§ **Goal**:
Find the string "появится" in the listing and report every line that has it.

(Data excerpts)
--- START ---
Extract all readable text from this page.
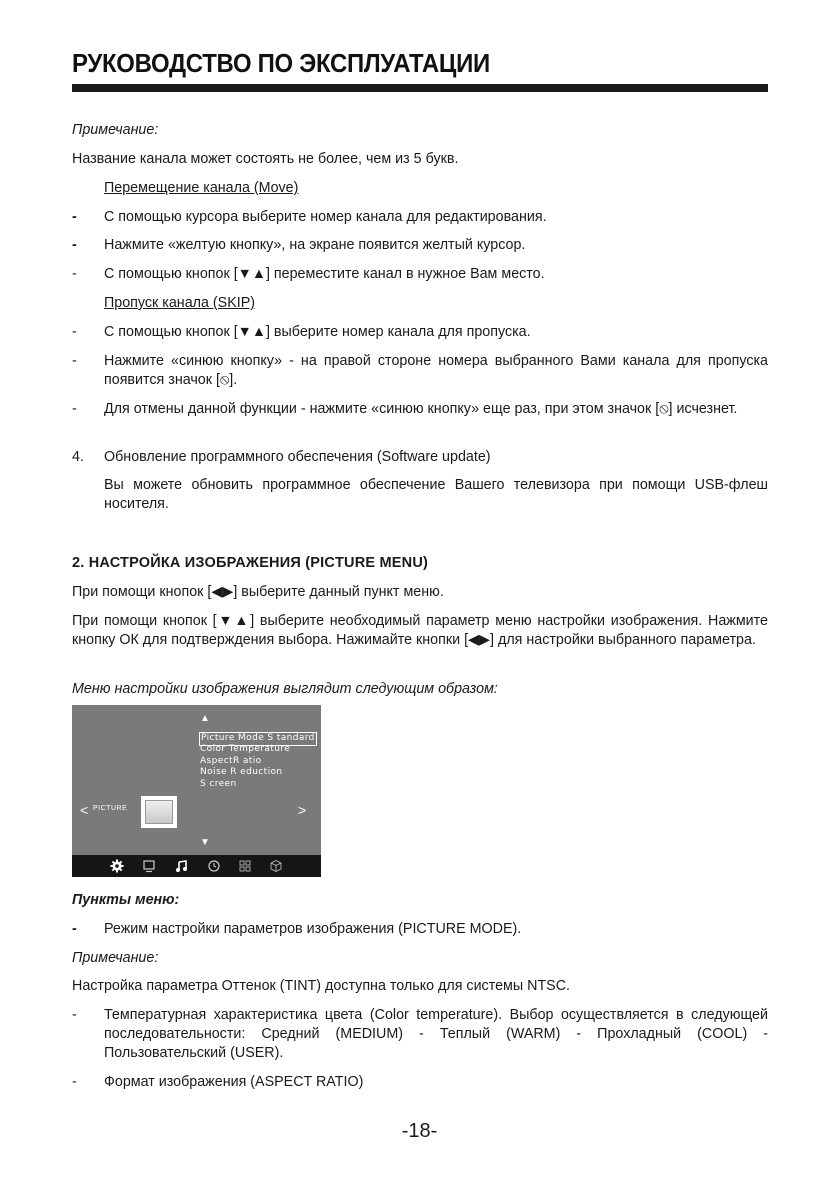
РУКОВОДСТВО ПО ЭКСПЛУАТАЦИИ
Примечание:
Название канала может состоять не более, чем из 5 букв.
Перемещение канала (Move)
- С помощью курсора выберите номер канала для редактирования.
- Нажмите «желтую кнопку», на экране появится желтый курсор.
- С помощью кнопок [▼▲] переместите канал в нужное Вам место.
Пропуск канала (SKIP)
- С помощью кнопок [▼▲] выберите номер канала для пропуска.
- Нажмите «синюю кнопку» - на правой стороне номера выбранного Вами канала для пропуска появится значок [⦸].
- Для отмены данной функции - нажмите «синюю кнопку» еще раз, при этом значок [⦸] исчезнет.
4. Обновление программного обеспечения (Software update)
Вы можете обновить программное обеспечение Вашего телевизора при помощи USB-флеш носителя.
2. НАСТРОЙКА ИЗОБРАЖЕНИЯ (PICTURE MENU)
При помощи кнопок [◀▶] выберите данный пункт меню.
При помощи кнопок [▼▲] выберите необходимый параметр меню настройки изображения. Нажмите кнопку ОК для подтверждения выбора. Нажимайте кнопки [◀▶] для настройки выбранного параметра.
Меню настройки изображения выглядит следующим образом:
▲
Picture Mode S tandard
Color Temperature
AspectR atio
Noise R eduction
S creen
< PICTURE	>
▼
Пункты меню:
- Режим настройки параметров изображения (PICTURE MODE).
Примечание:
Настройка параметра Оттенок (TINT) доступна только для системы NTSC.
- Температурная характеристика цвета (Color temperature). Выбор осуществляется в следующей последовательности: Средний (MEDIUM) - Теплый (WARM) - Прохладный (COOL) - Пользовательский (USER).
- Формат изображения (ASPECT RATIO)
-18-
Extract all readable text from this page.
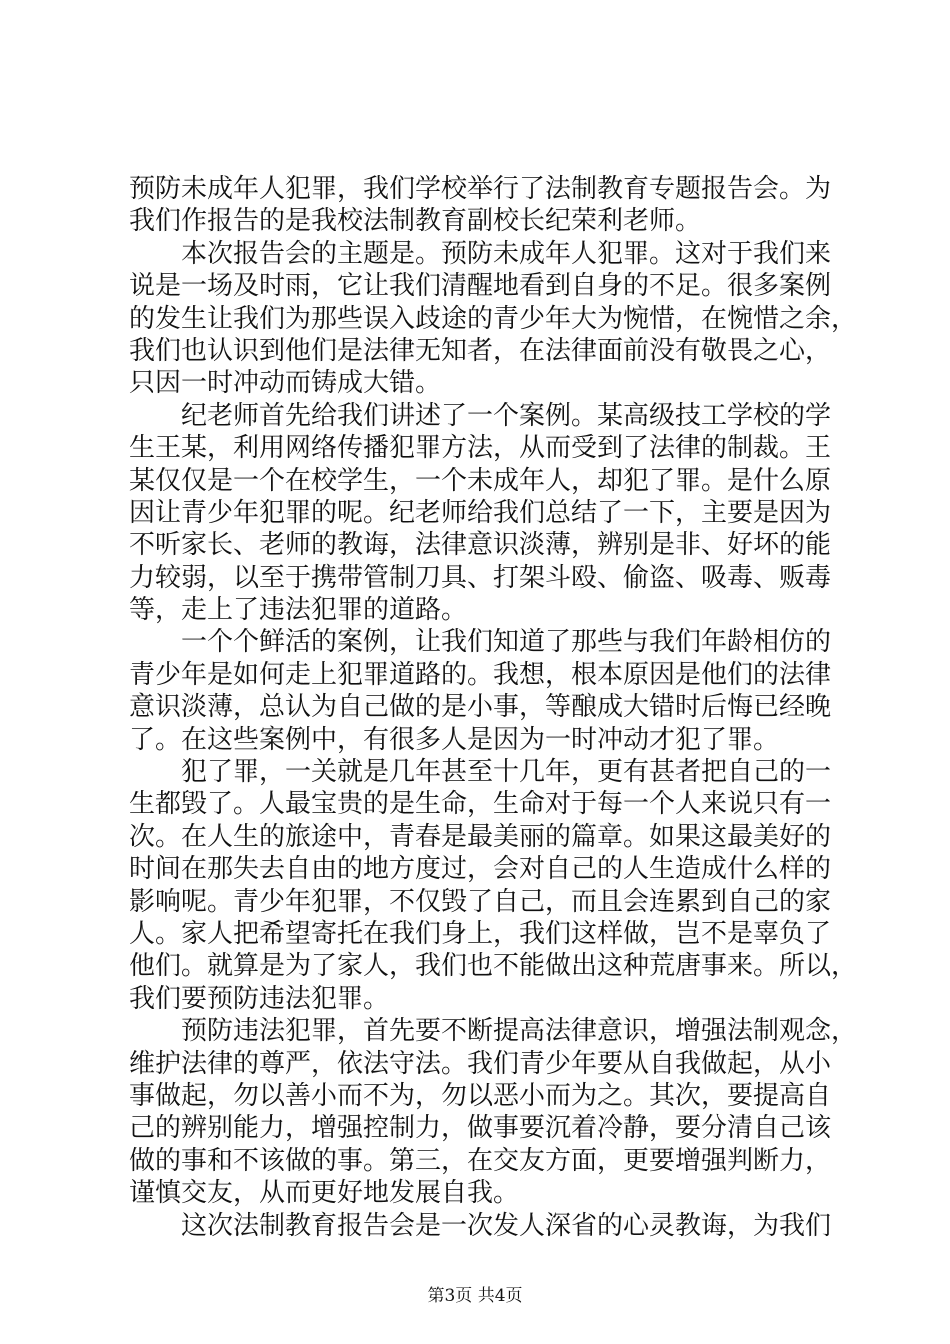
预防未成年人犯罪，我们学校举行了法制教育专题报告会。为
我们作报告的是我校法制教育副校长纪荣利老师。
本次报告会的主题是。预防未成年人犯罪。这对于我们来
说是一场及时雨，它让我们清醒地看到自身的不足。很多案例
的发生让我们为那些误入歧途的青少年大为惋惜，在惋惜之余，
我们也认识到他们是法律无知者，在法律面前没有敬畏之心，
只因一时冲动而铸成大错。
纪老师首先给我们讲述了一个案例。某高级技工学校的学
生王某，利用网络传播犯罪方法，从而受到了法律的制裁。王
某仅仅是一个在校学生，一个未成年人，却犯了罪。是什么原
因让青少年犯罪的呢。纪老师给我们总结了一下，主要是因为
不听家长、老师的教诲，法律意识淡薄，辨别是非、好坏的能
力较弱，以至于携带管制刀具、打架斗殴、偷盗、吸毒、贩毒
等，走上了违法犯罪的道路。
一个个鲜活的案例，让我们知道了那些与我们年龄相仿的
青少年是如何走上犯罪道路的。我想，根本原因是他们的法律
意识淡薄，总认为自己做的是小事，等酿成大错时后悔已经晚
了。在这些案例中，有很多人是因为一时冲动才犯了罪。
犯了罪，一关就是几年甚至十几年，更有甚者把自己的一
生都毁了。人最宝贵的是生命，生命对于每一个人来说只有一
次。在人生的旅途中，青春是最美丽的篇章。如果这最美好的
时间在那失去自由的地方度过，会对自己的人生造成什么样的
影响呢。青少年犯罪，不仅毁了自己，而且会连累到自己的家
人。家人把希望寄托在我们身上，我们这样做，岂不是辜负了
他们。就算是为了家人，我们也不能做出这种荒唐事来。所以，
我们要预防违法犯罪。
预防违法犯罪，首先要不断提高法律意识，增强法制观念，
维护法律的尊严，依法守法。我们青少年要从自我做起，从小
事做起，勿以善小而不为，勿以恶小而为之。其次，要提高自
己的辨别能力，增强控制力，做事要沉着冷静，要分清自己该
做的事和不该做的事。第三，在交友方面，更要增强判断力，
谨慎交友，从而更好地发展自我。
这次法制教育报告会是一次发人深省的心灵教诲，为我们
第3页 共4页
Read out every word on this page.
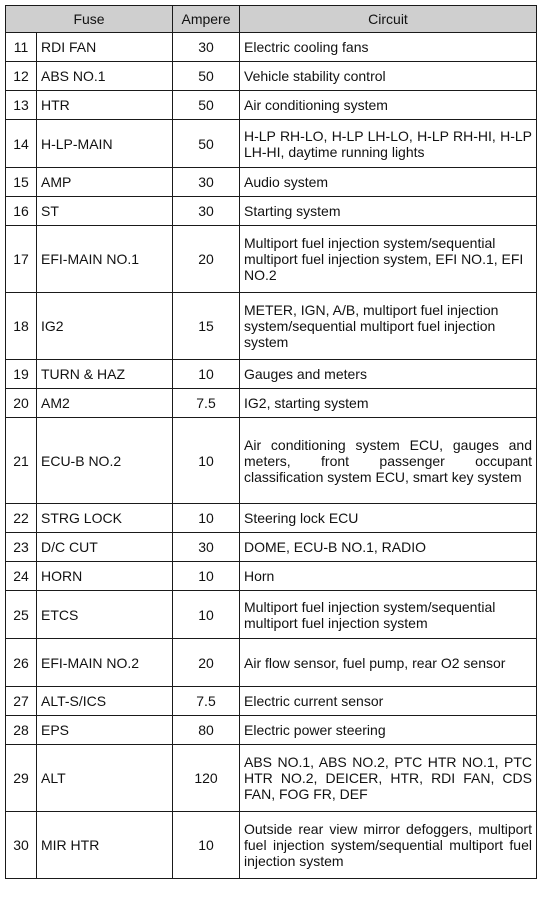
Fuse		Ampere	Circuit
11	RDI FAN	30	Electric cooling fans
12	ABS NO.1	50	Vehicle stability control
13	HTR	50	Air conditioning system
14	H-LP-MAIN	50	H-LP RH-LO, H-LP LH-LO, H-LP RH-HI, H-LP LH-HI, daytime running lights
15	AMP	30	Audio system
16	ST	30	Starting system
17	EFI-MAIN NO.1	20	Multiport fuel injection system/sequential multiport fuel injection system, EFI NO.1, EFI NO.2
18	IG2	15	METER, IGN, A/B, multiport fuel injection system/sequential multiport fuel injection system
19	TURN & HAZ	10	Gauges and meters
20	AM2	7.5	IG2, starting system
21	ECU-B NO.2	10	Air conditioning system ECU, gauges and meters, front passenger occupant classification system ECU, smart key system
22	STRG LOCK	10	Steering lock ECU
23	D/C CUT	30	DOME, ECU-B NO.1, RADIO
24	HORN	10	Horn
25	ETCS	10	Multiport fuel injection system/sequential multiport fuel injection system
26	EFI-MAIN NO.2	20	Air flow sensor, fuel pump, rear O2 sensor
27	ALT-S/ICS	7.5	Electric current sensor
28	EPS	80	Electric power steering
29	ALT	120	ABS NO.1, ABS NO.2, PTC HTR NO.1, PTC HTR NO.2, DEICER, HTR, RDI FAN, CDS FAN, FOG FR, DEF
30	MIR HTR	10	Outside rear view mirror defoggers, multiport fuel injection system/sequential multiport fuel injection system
--- END ---
§ **The completed task**:
- Нажмите «желтую кнопку», на экране появится желтый курсор.
- Нажмите «синюю кнопку» - на правой стороне номера выбранного Вами канала для пропуска появится значок [⦸].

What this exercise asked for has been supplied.